## TASK:
Every record below should be printed exactly as it appears.

## ENTRIES SHOWN:
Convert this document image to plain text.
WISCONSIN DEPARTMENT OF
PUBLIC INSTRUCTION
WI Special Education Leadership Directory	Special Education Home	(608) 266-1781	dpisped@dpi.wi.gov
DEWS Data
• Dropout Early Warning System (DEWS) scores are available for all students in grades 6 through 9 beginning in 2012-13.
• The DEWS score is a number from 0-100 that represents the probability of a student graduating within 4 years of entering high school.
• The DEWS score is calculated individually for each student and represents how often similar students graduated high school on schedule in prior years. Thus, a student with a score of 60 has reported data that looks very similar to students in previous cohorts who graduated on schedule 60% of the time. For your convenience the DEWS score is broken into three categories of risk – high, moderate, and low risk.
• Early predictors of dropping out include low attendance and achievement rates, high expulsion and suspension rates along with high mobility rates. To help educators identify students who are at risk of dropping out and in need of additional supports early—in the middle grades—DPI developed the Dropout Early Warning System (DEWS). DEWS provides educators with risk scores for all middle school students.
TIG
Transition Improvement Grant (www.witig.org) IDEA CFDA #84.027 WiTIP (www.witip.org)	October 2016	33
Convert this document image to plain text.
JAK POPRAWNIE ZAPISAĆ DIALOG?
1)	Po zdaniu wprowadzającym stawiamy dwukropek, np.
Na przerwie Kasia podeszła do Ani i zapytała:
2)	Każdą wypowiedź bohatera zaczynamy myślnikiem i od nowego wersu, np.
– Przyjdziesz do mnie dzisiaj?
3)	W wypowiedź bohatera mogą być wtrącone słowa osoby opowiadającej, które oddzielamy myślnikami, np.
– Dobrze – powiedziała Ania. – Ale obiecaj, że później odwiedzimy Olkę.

## THE RESULT:
Convert this document image to plain text.
WISCONSIN DEPARTMENT OF
PUBLIC INSTRUCTION
WI Special Education Leadership Directory	Special Education Home	(608) 266-1781	dpisped@dpi.wi.gov
DEWS Data
• Dropout Early Warning System (DEWS) scores are available for all students in grades 6 through 9 beginning in 2012-13.
• The DEWS score is a number from 0-100 that represents the probability of a student graduating within 4 years of entering high school.
• The DEWS score is calculated individually for each student and represents how often similar students graduated high school on schedule in prior years. Thus, a student with a score of 60 has reported data that looks very similar to students in previous cohorts who graduated on schedule 60% of the time. For your convenience the DEWS score is broken into three categories of risk – high, moderate, and low risk.
• Early predictors of dropping out include low attendance and achievement rates, high expulsion and suspension rates along with high mobility rates. To help educators identify students who are at risk of dropping out and in need of additional supports early—in the middle grades—DPI developed the Dropout Early Warning System (DEWS). DEWS provides educators with risk scores for all middle school students.
TIG
Transition Improvement Grant (www.witig.org) IDEA CFDA #84.027 WiTIP (www.witip.org)	October 2016	33
Convert this document image to plain text.
JAK POPRAWNIE ZAPISAĆ DIALOG?
1)	Po zdaniu wprowadzającym stawiamy dwukropek, np.
Na przerwie Kasia podeszła do Ani i zapytała:
2)	Każdą wypowiedź bohatera zaczynamy myślnikiem i od nowego wersu, np.
– Przyjdziesz do mnie dzisiaj?
3)	W wypowiedź bohatera mogą być wtrącone słowa osoby opowiadającej, które oddzielamy myślnikami, np.
– Dobrze – powiedziała Ania. – Ale obiecaj, że później odwiedzimy Olkę.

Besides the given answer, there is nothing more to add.